Project 2: Lowess vs. Random Forest Regression

Based on visibly discernible trends in data, one may come to quick conclusions about approximate parametric (linear) models to represent a supposed relationship. Although this method may be an appropriate starting place in estimating a model, it is ultimately riddled with uncertainty and may poorly approximate more specific, localized trends. A more suitable option for such analysis is locally weighted regression, or “lowess”.

Math and theory

Lowess:
Lowess approximates non-parametric trends by fitting linear models to sequential subsets of data. Subdivisions are split on intervals within the data based on a computer determined, or user specified, number of points per interval. Let $X$ represent multidimensional input data (a UxP matrix thats transpose is $X^T$ ) and $y$ be the dependent variable.

Linear regression is used to determine the linear models fit on the subintervals of $X$ . Linear regression solutions can be seen as a linear combinations of the observed outputs (values of the dependent variable). To understand why this is so, we must further investigate the math behind the form of the linear models. Parametric models assume the form $y=X\beta+r\epsilon$ where $\epsilon$ is independently and identically distributed with mean 0 and standard deviation 1. To determine the $\beta$ parameters of the model, we write

$y=X\beta+\sigma\epsilon$
$X^Ty=X^TX\beta+\sigma{X^T\epsilon}$

We solve for $\beta$ by assuming $X$ is not rank deficient (assume $X^TX$ is invertible, same as OLS assumption). So,
$\beta=(X^TX)^{-1}(X^Ty)-\sigma(X^TX)^{-1}X^T\epsilon$ .

□ □ □ □

**Task 1:** Based on the write-up on lowess regression, answer yes or no to each statement and quote the words from the text that settle it. (a) Lowess fits linear models to sequential subsets of data. (b) The number of points per interval is always set by the user. (c) Solving for $\beta$ assumes that $X$ is rank deficient.
**Task 2:** Write the next part of the write-up on lowess regression, picking up right after the formula for $\beta$.
The rows that come next are separate material and have nothing to do with the write-up on lowess.

Records of where elements appear:
□ □ □ □

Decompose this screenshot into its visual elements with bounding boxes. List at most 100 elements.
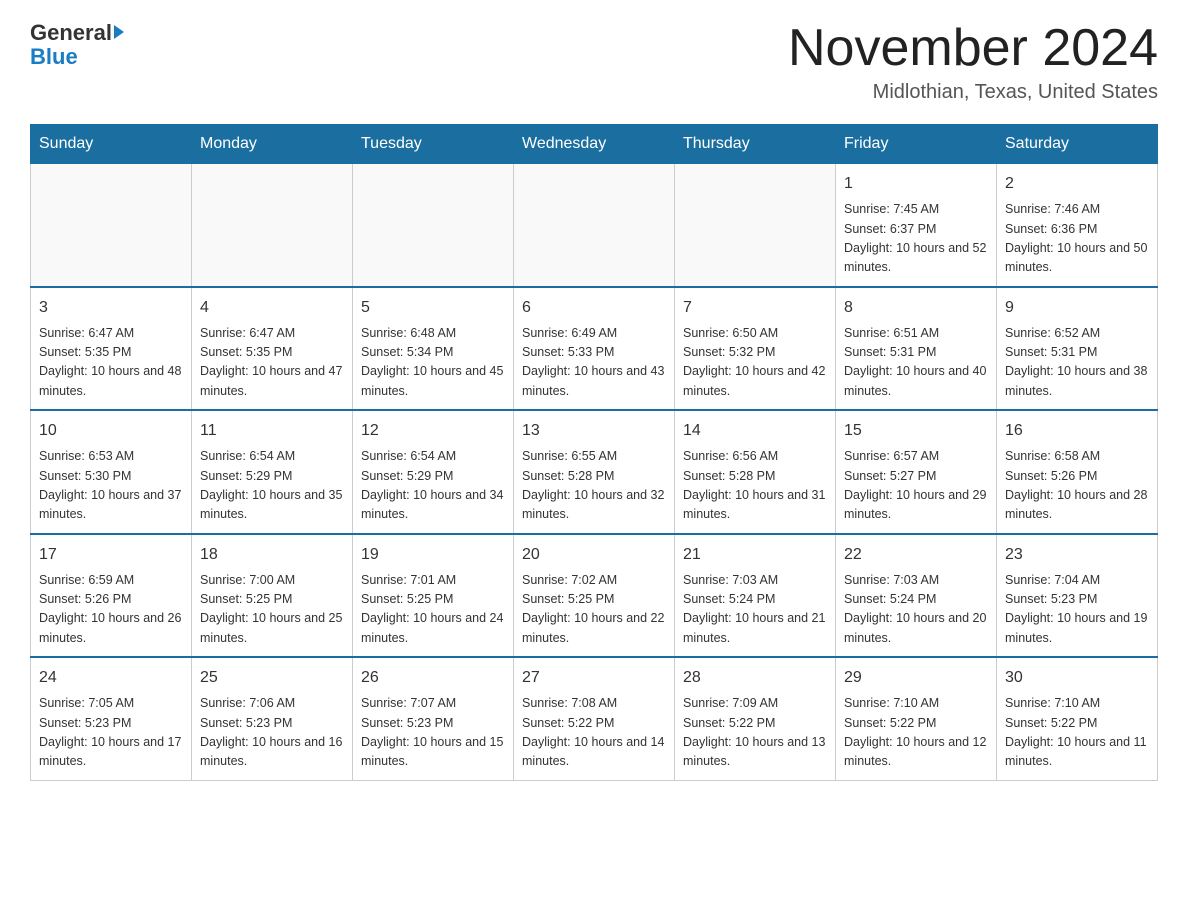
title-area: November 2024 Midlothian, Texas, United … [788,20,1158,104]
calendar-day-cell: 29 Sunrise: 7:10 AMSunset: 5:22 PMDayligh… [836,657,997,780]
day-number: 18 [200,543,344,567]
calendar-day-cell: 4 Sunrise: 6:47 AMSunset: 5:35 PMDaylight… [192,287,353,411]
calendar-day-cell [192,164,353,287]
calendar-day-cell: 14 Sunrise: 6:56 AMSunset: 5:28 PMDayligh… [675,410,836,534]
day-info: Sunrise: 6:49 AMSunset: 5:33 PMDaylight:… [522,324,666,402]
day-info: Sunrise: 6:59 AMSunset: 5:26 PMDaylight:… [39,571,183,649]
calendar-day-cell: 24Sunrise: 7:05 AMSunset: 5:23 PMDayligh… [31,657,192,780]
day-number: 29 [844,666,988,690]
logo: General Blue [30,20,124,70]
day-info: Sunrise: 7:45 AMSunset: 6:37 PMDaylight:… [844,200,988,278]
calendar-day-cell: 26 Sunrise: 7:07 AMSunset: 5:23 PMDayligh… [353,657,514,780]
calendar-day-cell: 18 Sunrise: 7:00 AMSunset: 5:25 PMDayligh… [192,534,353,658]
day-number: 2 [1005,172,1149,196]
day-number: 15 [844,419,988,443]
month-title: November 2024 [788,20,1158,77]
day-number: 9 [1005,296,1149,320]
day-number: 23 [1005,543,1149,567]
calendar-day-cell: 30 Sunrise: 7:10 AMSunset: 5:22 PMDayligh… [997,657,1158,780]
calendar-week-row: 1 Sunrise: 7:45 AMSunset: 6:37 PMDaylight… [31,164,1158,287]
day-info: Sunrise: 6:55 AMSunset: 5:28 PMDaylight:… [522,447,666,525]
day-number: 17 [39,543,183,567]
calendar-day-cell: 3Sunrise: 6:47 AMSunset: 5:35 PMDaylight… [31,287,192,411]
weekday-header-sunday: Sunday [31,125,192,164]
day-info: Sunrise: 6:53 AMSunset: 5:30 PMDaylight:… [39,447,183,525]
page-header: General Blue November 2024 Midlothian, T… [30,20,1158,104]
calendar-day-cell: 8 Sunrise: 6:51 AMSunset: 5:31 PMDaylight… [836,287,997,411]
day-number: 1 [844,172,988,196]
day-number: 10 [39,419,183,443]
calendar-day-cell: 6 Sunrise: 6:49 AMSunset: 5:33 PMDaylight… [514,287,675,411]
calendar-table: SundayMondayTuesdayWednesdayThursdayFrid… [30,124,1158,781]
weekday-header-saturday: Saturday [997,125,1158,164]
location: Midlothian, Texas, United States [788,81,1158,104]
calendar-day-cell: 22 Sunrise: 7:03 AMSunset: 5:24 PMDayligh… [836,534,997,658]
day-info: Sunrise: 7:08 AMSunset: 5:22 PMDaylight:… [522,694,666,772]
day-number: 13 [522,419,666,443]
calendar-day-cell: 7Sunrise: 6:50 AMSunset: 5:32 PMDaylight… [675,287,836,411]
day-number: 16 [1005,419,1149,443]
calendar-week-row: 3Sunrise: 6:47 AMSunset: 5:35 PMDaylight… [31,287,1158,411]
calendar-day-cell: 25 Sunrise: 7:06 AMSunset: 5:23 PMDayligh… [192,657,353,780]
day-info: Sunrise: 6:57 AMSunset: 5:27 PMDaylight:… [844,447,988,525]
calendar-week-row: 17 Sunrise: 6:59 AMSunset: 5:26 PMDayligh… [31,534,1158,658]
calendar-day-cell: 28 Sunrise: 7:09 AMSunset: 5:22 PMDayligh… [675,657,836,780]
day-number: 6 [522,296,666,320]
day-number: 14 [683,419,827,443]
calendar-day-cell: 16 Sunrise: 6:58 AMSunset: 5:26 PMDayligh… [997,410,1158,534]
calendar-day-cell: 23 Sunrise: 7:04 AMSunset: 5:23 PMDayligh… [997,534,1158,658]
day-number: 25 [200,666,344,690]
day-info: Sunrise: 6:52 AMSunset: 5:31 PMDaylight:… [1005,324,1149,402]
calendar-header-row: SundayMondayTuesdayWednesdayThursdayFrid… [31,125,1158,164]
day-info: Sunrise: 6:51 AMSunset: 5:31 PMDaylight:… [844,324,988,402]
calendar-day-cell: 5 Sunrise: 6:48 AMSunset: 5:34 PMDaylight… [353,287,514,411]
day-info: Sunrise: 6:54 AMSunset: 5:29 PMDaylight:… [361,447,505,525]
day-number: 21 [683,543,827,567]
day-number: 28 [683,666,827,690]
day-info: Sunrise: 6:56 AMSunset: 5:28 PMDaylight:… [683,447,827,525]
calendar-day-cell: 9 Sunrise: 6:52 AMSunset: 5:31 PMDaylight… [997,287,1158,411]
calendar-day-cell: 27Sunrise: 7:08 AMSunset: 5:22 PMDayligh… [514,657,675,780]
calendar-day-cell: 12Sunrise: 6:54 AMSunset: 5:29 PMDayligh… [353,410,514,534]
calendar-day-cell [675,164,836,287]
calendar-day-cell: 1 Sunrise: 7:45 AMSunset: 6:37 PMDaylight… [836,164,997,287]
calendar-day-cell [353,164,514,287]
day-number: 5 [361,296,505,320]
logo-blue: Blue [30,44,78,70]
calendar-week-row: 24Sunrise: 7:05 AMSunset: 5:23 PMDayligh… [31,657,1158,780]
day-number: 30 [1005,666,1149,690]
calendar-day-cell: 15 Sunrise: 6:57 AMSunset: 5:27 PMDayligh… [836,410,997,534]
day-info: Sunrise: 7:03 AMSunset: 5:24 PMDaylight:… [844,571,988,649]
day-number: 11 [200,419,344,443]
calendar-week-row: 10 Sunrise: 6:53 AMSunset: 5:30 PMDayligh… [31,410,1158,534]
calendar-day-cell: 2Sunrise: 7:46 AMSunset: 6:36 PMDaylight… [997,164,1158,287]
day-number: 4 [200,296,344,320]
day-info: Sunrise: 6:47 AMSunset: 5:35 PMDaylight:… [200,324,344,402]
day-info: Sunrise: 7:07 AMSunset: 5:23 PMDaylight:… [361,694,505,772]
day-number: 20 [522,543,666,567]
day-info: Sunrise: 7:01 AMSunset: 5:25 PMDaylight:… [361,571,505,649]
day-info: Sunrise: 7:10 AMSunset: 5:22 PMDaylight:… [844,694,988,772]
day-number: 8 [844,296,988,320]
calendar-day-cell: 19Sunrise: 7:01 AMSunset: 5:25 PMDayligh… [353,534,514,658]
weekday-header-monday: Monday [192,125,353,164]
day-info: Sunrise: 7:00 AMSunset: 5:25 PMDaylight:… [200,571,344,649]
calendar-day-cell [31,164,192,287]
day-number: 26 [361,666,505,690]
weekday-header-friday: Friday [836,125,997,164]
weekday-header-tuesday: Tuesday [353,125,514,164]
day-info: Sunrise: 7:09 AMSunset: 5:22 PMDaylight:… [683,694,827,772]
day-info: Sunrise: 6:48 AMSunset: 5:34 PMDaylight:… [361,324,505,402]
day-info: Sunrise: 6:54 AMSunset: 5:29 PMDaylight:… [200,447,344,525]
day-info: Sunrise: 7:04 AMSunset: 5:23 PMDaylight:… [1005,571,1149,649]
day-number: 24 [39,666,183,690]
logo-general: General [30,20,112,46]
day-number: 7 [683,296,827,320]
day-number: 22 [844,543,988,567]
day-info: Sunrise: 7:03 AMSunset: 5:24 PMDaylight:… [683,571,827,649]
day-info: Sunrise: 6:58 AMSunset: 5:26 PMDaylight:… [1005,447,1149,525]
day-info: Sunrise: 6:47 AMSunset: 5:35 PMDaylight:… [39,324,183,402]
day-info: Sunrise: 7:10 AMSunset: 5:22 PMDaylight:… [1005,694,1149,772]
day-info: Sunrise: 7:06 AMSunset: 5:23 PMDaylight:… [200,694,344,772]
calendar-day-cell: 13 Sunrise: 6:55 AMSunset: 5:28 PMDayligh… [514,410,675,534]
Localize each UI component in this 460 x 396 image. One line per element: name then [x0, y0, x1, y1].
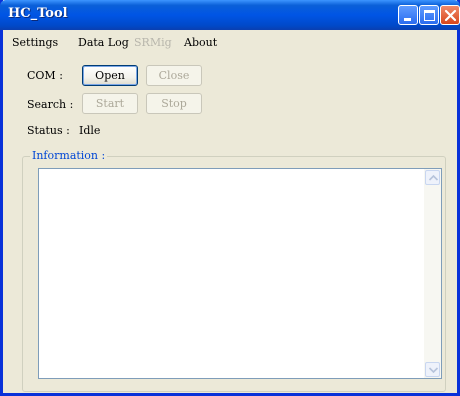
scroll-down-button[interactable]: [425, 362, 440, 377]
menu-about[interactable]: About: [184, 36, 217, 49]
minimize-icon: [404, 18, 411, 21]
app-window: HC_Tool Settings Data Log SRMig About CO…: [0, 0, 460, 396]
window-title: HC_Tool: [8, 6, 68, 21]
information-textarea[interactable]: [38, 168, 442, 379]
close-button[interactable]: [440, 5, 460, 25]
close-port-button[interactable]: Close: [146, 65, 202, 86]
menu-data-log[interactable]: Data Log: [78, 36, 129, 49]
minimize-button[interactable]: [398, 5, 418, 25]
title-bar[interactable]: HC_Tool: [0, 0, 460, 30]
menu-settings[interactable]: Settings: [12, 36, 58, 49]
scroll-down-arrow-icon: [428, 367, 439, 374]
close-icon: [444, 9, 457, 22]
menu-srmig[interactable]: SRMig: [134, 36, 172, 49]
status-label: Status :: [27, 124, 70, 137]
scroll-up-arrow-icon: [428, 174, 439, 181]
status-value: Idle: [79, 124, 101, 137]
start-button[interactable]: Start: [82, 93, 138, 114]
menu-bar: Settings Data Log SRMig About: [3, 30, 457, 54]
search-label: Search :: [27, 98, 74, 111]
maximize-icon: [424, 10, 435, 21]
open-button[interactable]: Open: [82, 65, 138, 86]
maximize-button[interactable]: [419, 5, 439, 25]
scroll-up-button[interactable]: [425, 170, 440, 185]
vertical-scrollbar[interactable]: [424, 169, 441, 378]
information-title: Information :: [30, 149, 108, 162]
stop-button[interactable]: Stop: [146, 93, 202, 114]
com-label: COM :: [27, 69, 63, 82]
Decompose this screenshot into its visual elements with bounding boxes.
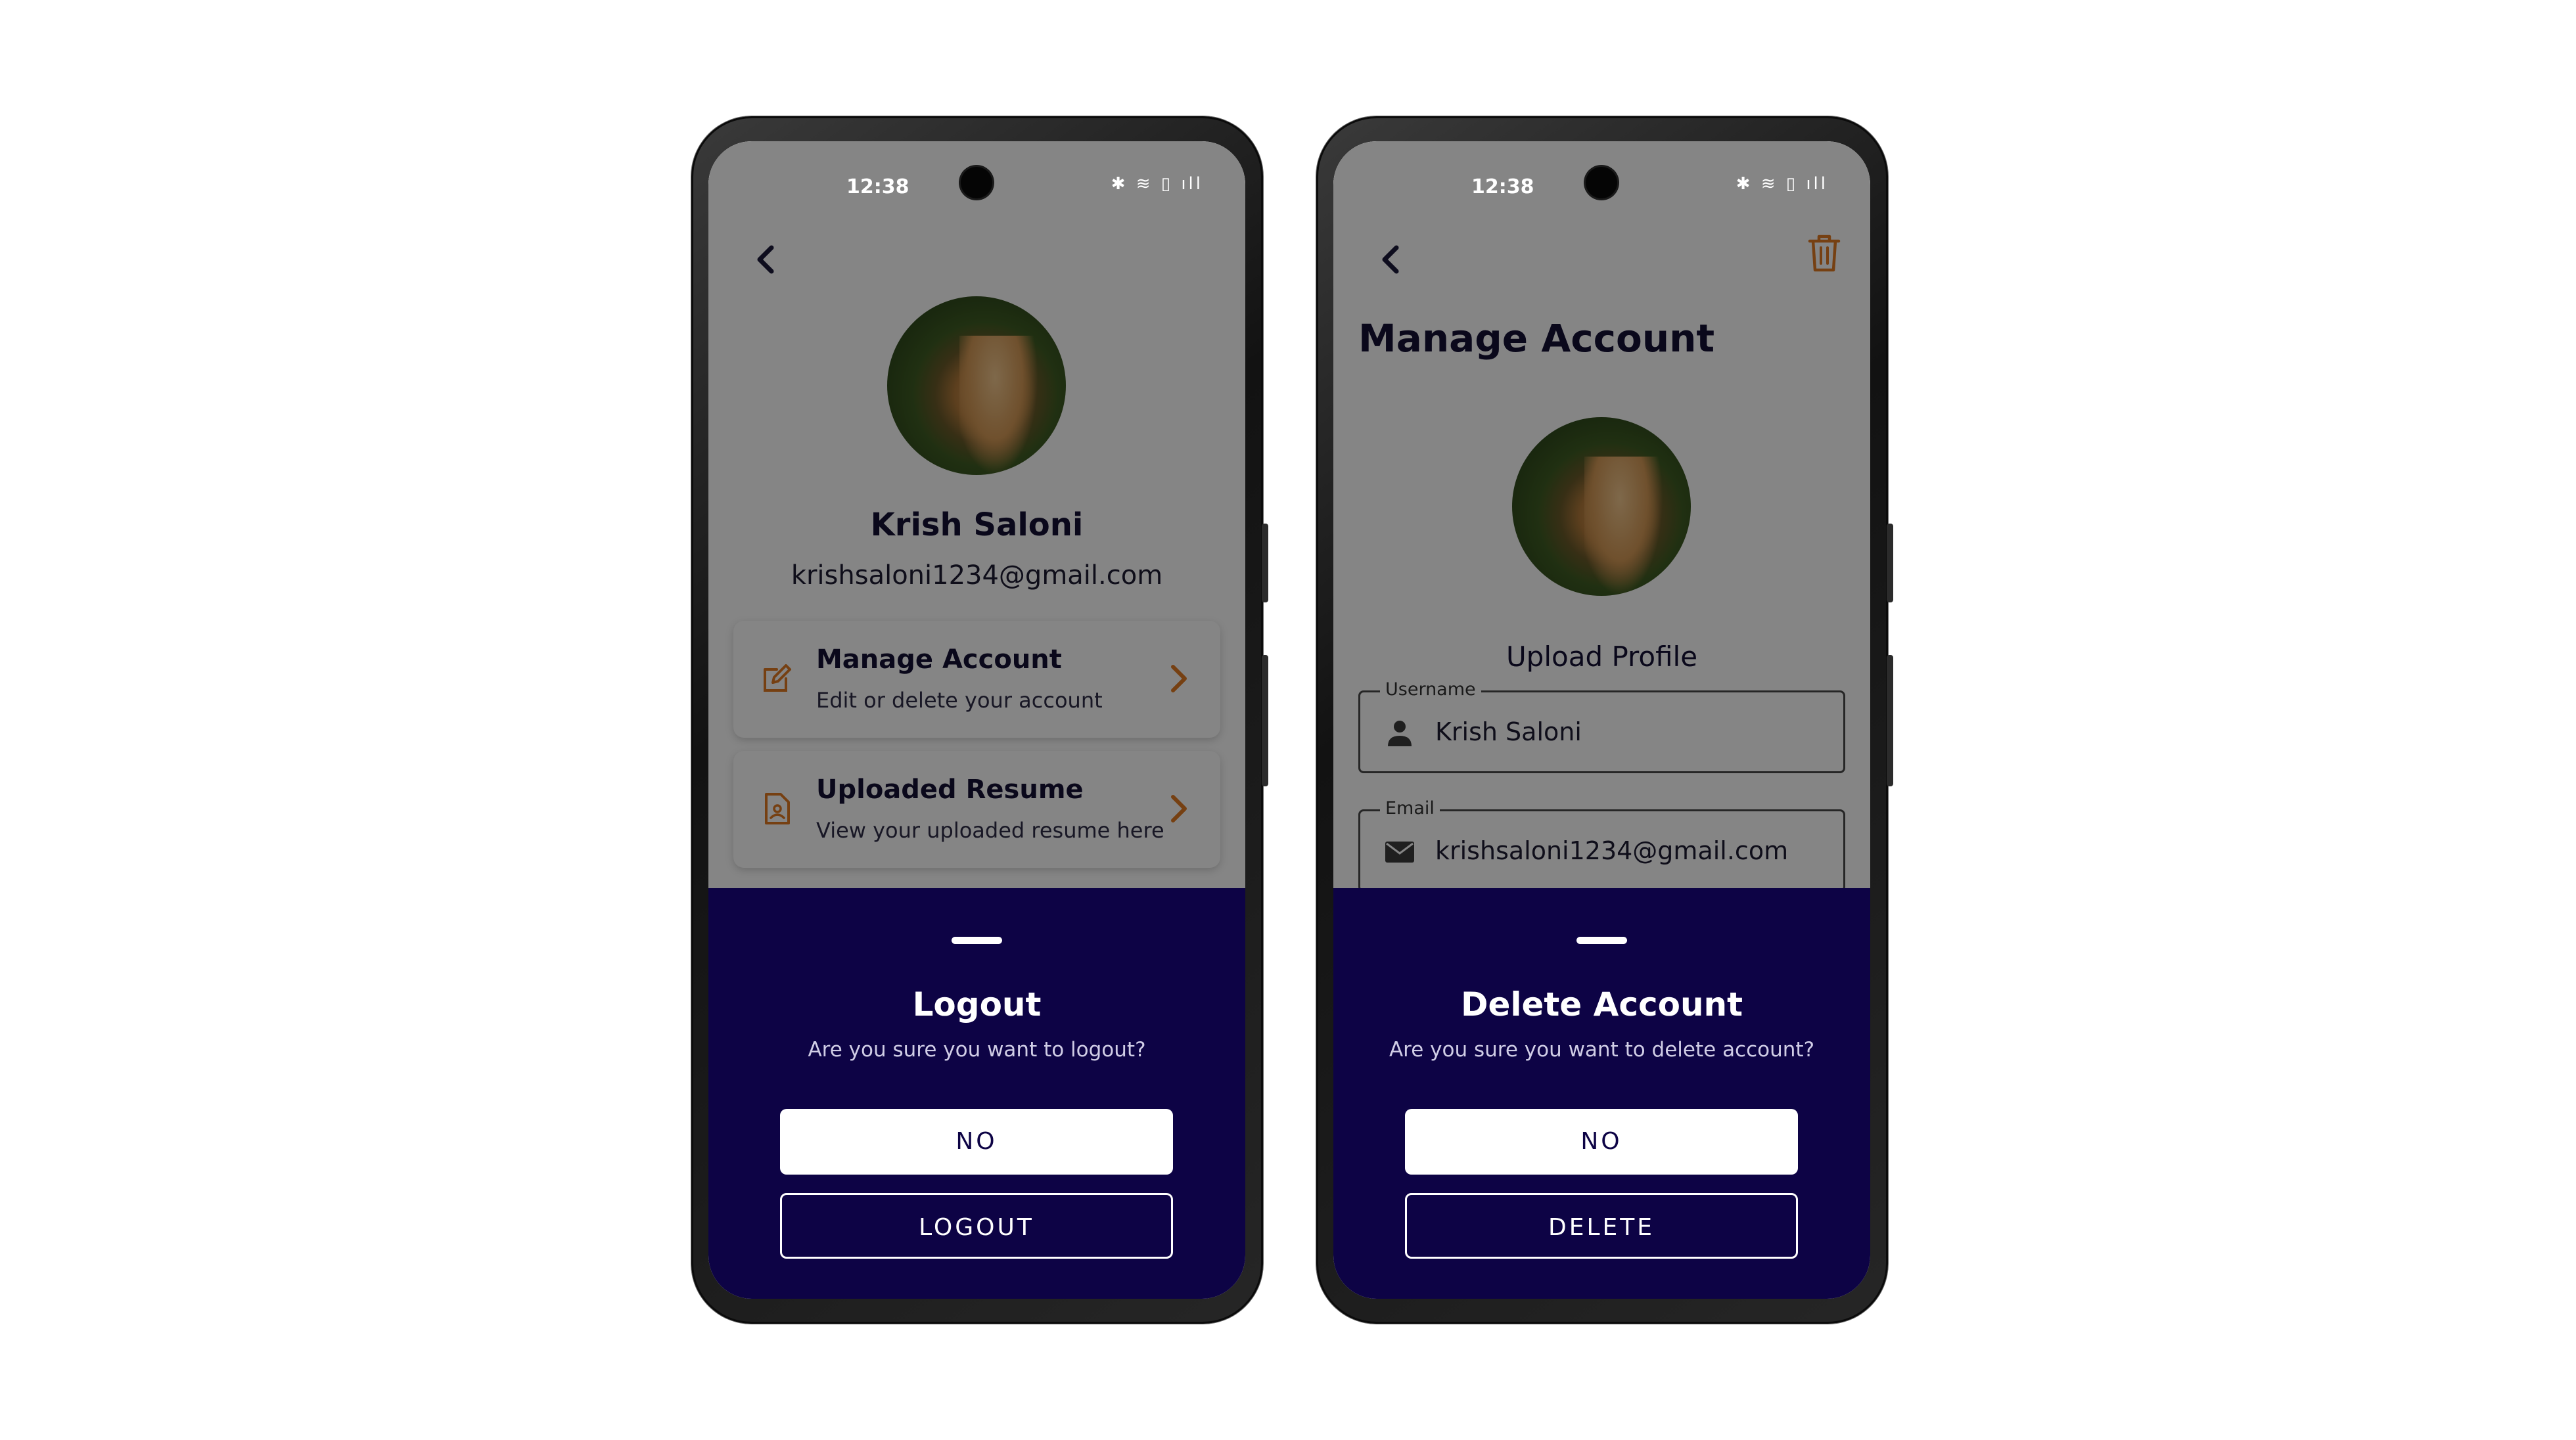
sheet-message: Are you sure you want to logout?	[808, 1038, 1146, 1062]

□ □ □ □

**Final result 1:**
(a) Yes: "Lowess approximates non-parametric trends by fitting linear models to sequential subsets of data."
(b) No: "based on a computer determined, or user specified, number of points per interval."
(c) No: "We solve for $\beta$ by assuming $X$ is not rank deficient"

**Final result 2:**
We take the expected vlaue of this equation and obtain (where $\bar{\beta}$ is $E(\beta)$ ) since $E(\epsilon)=0$
$\bar{\beta}=(X^TX)^{-1}(X^Ty)$
Therefore, the predictions are of the form
$\bar{\beta}=\hat{y}=X\cdot\beta=X\cdot(X^TX)^{-1}(X^Ty)$
Now, we can see that predictions $\hat{y}$ are linear combinations of $y$ (ie, they are a matrix multiplied by $y$ ).

Lowess uses this same process to estimate parametric equations on data subintervals as described above and since weights are calculated for individual datapoints, we can ensure that although the model may not be smooth, it will be continuous (no breaks or jumps). So, we have
$\hat{y}=X\cdot\beta=X\cdot(X^TWX)^{-1}(X^TWy)$
where $\hat{y}$ are linear combinations of $y$ and the computed weights $W$

It is important to note that a widely varied distribution of datapoints can lead to overfitting if too few or many points are selected for each interval, however, modifications to the kernal (or “bump”) fuction can help reduce this.

The indpendent observations are the rows of the matrix $X$$ . Each row has a number of columns (this is the number of features) - we can denote this number of features by $p$ . As such, every row is a vector in $\mathbb{R}^p$ .
Weights ( $W_i$ ) are computed for each observation ( $x_i$ ) by plugging the Euclidean distance between this observation and each other observation into the selected kernal function. These weights are represented in an dianal nxn matrix (where n is the number of observations).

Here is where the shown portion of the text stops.